Exercise description: Reproduce the records that follow in full, excluding any picture they contain.
=-=-=
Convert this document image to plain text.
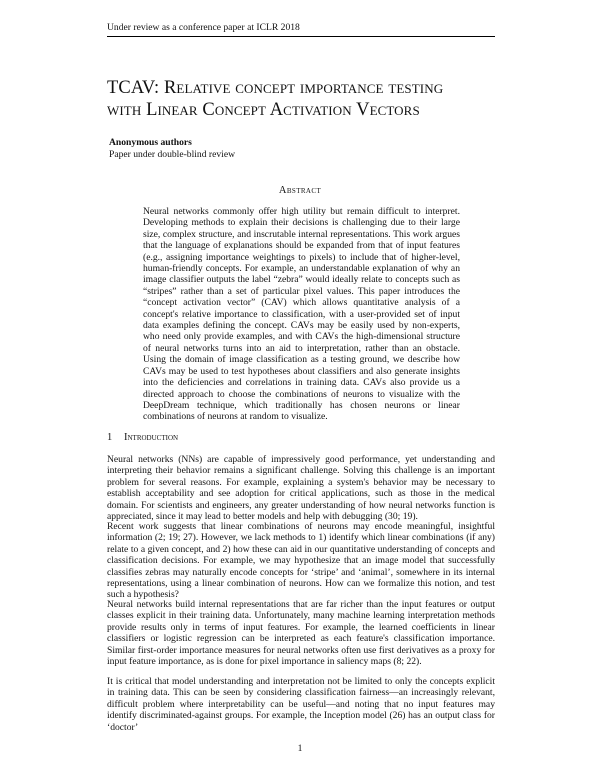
Under review as a conference paper at ICLR 2018
TCAV: Relative concept importance testing
with Linear Concept Activation Vectors
Anonymous authors
Paper under double-blind review
Abstract
Neural networks commonly offer high utility but remain difficult to interpret. Developing methods to explain their decisions is challenging due to their large size, complex structure, and inscrutable internal representations. This work argues that the language of explanations should be expanded from that of input features (e.g., assigning importance weightings to pixels) to include that of higher-level, human-friendly concepts. For example, an understandable explanation of why an image classifier outputs the label “zebra” would ideally relate to concepts such as “stripes” rather than a set of particular pixel values. This paper introduces the “concept activation vector” (CAV) which allows quantitative analysis of a concept's relative importance to classification, with a user-provided set of input data examples defining the concept. CAVs may be easily used by non-experts, who need only provide examples, and with CAVs the high-dimensional structure of neural networks turns into an aid to interpretation, rather than an obstacle. Using the domain of image classification as a testing ground, we describe how CAVs may be used to test hypotheses about classifiers and also generate insights into the deficiencies and correlations in training data. CAVs also provide us a directed approach to choose the combinations of neurons to visualize with the DeepDream technique, which traditionally has chosen neurons or linear combinations of neurons at random to visualize.
1 Introduction
Neural networks (NNs) are capable of impressively good performance, yet understanding and interpreting their behavior remains a significant challenge. Solving this challenge is an important problem for several reasons. For example, explaining a system's behavior may be necessary to establish acceptability and see adoption for critical applications, such as those in the medical domain. For scientists and engineers, any greater understanding of how neural networks function is appreciated, since it may lead to better models and help with debugging (30; 19).
Recent work suggests that linear combinations of neurons may encode meaningful, insightful information (2; 19; 27). However, we lack methods to 1) identify which linear combinations (if any) relate to a given concept, and 2) how these can aid in our quantitative understanding of concepts and classification decisions. For example, we may hypothesize that an image model that successfully classifies zebras may naturally encode concepts for ‘stripe’ and ‘animal’, somewhere in its internal representations, using a linear combination of neurons. How can we formalize this notion, and test such a hypothesis?
Neural networks build internal representations that are far richer than the input features or output classes explicit in their training data. Unfortunately, many machine learning interpretation methods provide results only in terms of input features. For example, the learned coefficients in linear classifiers or logistic regression can be interpreted as each feature's classification importance. Similar first-order importance measures for neural networks often use first derivatives as a proxy for input feature importance, as is done for pixel importance in saliency maps (8; 22).
It is critical that model understanding and interpretation not be limited to only the concepts explicit in training data. This can be seen by considering classification fairness—an increasingly relevant, difficult problem where interpretability can be useful—and noting that no input features may identify discriminated-against groups. For example, the Inception model (26) has an output class for ‘doctor’
1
=-=-=
Task response:
Convert this document image to plain text.
Under review as a conference paper at ICLR 2018
TCAV: Relative concept importance testing
with Linear Concept Activation Vectors
Anonymous authors
Paper under double-blind review
Abstract
Neural networks commonly offer high utility but remain difficult to interpret. Developing methods to explain their decisions is challenging due to their large size, complex structure, and inscrutable internal representations. This work argues that the language of explanations should be expanded from that of input features (e.g., assigning importance weightings to pixels) to include that of higher-level, human-friendly concepts. For example, an understandable explanation of why an image classifier outputs the label “zebra” would ideally relate to concepts such as “stripes” rather than a set of particular pixel values. This paper introduces the “concept activation vector” (CAV) which allows quantitative analysis of a concept's relative importance to classification, with a user-provided set of input data examples defining the concept. CAVs may be easily used by non-experts, who need only provide examples, and with CAVs the high-dimensional structure of neural networks turns into an aid to interpretation, rather than an obstacle. Using the domain of image classification as a testing ground, we describe how CAVs may be used to test hypotheses about classifiers and also generate insights into the deficiencies and correlations in training data. CAVs also provide us a directed approach to choose the combinations of neurons to visualize with the DeepDream technique, which traditionally has chosen neurons or linear combinations of neurons at random to visualize.
1 Introduction
Neural networks (NNs) are capable of impressively good performance, yet understanding and interpreting their behavior remains a significant challenge. Solving this challenge is an important problem for several reasons. For example, explaining a system's behavior may be necessary to establish acceptability and see adoption for critical applications, such as those in the medical domain. For scientists and engineers, any greater understanding of how neural networks function is appreciated, since it may lead to better models and help with debugging (30; 19).
Recent work suggests that linear combinations of neurons may encode meaningful, insightful information (2; 19; 27). However, we lack methods to 1) identify which linear combinations (if any) relate to a given concept, and 2) how these can aid in our quantitative understanding of concepts and classification decisions. For example, we may hypothesize that an image model that successfully classifies zebras may naturally encode concepts for ‘stripe’ and ‘animal’, somewhere in its internal representations, using a linear combination of neurons. How can we formalize this notion, and test such a hypothesis?
Neural networks build internal representations that are far richer than the input features or output classes explicit in their training data. Unfortunately, many machine learning interpretation methods provide results only in terms of input features. For example, the learned coefficients in linear classifiers or logistic regression can be interpreted as each feature's classification importance. Similar first-order importance measures for neural networks often use first derivatives as a proxy for input feature importance, as is done for pixel importance in saliency maps (8; 22).
It is critical that model understanding and interpretation not be limited to only the concepts explicit in training data. This can be seen by considering classification fairness—an increasingly relevant, difficult problem where interpretability can be useful—and noting that no input features may identify discriminated-against groups. For example, the Inception model (26) has an output class for ‘doctor’
1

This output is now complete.